▶ PROBLEM TO WORK ON
Output, word for word, every line from the line with "Extract all readable text from this page." through the final line of the data below.

▶ DATA LISTING
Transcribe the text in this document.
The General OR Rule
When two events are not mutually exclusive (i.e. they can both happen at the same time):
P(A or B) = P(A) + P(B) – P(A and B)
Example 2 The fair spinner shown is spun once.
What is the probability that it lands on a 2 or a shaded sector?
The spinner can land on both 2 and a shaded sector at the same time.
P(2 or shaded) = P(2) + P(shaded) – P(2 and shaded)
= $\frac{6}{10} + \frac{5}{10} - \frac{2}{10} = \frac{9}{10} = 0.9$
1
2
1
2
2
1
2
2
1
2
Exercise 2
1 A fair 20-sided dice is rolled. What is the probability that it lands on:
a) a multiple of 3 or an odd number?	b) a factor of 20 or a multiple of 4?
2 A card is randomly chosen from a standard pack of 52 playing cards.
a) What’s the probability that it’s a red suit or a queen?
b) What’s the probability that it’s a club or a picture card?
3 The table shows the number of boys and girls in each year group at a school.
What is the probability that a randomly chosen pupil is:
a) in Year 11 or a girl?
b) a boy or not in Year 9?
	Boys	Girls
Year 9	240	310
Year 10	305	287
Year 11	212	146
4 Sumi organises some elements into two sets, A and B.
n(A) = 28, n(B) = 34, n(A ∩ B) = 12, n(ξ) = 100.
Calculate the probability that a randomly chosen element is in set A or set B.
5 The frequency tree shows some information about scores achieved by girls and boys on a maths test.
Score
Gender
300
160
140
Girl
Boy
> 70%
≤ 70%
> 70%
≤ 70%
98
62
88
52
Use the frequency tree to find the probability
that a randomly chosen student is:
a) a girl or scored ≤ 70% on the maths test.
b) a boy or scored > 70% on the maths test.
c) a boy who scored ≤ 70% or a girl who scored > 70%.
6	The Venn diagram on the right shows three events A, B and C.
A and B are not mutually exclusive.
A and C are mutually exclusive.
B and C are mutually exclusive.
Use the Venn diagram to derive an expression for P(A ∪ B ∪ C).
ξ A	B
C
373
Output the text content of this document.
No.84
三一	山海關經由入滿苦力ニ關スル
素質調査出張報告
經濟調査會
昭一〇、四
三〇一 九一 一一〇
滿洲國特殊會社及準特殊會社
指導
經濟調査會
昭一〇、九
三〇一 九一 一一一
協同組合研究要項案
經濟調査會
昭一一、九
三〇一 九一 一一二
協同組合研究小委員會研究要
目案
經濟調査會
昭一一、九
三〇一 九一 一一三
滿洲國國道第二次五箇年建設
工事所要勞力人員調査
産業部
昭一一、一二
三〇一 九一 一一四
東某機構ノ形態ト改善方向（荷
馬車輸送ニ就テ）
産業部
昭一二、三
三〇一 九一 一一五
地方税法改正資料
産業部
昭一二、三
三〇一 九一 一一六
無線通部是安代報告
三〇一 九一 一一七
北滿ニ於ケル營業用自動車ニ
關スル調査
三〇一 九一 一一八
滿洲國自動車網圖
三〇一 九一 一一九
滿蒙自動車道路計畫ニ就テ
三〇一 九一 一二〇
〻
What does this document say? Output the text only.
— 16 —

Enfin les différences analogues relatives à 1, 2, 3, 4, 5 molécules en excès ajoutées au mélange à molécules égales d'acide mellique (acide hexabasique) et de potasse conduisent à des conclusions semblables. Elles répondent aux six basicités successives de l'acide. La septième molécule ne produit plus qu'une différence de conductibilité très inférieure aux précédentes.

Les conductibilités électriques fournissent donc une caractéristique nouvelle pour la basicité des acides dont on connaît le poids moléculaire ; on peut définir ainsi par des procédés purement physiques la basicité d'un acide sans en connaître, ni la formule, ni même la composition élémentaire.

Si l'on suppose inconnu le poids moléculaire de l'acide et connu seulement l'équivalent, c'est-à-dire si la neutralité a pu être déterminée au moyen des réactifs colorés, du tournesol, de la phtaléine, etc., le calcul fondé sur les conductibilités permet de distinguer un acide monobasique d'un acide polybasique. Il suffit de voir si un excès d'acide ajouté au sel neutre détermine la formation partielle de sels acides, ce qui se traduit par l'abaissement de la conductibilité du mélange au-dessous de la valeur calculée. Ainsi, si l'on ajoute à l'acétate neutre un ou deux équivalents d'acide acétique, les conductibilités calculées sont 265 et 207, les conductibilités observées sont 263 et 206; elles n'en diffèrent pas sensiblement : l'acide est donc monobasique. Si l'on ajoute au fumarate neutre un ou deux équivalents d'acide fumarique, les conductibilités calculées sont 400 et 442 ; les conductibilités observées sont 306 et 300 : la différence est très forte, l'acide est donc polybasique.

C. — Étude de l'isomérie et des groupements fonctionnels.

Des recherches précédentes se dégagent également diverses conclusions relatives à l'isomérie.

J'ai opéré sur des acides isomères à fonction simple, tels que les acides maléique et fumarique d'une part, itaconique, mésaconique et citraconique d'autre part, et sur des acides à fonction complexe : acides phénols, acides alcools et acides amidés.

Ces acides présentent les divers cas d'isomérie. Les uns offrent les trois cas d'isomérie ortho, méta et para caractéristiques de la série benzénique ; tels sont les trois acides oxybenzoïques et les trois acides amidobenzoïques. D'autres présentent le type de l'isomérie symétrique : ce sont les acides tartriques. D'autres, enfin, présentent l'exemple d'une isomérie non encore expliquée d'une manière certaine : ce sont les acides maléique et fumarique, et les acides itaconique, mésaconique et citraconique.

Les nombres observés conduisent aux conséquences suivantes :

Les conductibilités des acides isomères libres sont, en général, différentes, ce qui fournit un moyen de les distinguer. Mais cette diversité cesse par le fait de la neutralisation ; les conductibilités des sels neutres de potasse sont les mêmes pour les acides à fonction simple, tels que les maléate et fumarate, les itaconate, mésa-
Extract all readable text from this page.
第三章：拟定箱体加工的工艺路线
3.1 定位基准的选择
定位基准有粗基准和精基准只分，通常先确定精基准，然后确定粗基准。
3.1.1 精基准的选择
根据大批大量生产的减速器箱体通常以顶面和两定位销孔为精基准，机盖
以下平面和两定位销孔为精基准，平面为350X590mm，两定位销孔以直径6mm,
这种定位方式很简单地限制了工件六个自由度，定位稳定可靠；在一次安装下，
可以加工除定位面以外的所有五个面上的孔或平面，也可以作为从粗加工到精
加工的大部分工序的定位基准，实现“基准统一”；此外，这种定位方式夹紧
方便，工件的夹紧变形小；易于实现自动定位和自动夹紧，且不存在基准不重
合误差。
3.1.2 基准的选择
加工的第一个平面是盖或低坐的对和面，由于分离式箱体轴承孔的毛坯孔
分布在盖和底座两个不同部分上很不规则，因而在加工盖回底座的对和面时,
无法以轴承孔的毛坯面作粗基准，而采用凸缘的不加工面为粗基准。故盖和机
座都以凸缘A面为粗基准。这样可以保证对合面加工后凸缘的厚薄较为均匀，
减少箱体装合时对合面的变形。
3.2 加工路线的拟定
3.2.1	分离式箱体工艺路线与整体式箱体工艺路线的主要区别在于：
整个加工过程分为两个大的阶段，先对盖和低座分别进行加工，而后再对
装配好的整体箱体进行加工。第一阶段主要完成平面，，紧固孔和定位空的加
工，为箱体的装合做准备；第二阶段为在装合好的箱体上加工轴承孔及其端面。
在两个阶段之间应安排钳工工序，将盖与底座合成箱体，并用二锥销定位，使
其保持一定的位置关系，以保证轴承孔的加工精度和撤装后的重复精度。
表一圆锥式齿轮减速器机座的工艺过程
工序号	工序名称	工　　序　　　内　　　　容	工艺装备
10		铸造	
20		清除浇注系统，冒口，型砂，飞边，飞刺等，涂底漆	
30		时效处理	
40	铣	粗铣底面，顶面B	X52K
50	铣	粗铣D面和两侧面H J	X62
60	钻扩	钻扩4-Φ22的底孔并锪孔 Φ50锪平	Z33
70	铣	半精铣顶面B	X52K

▶ EXPECTED ANSWER
Extract all readable text from this page.
第三章：拟定箱体加工的工艺路线
3.1 定位基准的选择
定位基准有粗基准和精基准只分，通常先确定精基准，然后确定粗基准。
3.1.1 精基准的选择
根据大批大量生产的减速器箱体通常以顶面和两定位销孔为精基准，机盖
以下平面和两定位销孔为精基准，平面为350X590mm，两定位销孔以直径6mm,
这种定位方式很简单地限制了工件六个自由度，定位稳定可靠；在一次安装下，
可以加工除定位面以外的所有五个面上的孔或平面，也可以作为从粗加工到精
加工的大部分工序的定位基准，实现“基准统一”；此外，这种定位方式夹紧
方便，工件的夹紧变形小；易于实现自动定位和自动夹紧，且不存在基准不重
合误差。
3.1.2 基准的选择
加工的第一个平面是盖或低坐的对和面，由于分离式箱体轴承孔的毛坯孔
分布在盖和底座两个不同部分上很不规则，因而在加工盖回底座的对和面时,
无法以轴承孔的毛坯面作粗基准，而采用凸缘的不加工面为粗基准。故盖和机
座都以凸缘A面为粗基准。这样可以保证对合面加工后凸缘的厚薄较为均匀，
减少箱体装合时对合面的变形。
3.2 加工路线的拟定
3.2.1	分离式箱体工艺路线与整体式箱体工艺路线的主要区别在于：
整个加工过程分为两个大的阶段，先对盖和低座分别进行加工，而后再对
装配好的整体箱体进行加工。第一阶段主要完成平面，，紧固孔和定位空的加
工，为箱体的装合做准备；第二阶段为在装合好的箱体上加工轴承孔及其端面。
在两个阶段之间应安排钳工工序，将盖与底座合成箱体，并用二锥销定位，使
其保持一定的位置关系，以保证轴承孔的加工精度和撤装后的重复精度。
表一圆锥式齿轮减速器机座的工艺过程
工序号	工序名称	工　　序　　　内　　　　容	工艺装备
10		铸造	
20		清除浇注系统，冒口，型砂，飞边，飞刺等，涂底漆	
30		时效处理	
40	铣	粗铣底面，顶面B	X52K
50	铣	粗铣D面和两侧面H J	X62
60	钻扩	钻扩4-Φ22的底孔并锪孔 Φ50锪平	Z33
70	铣	半精铣顶面B	X52K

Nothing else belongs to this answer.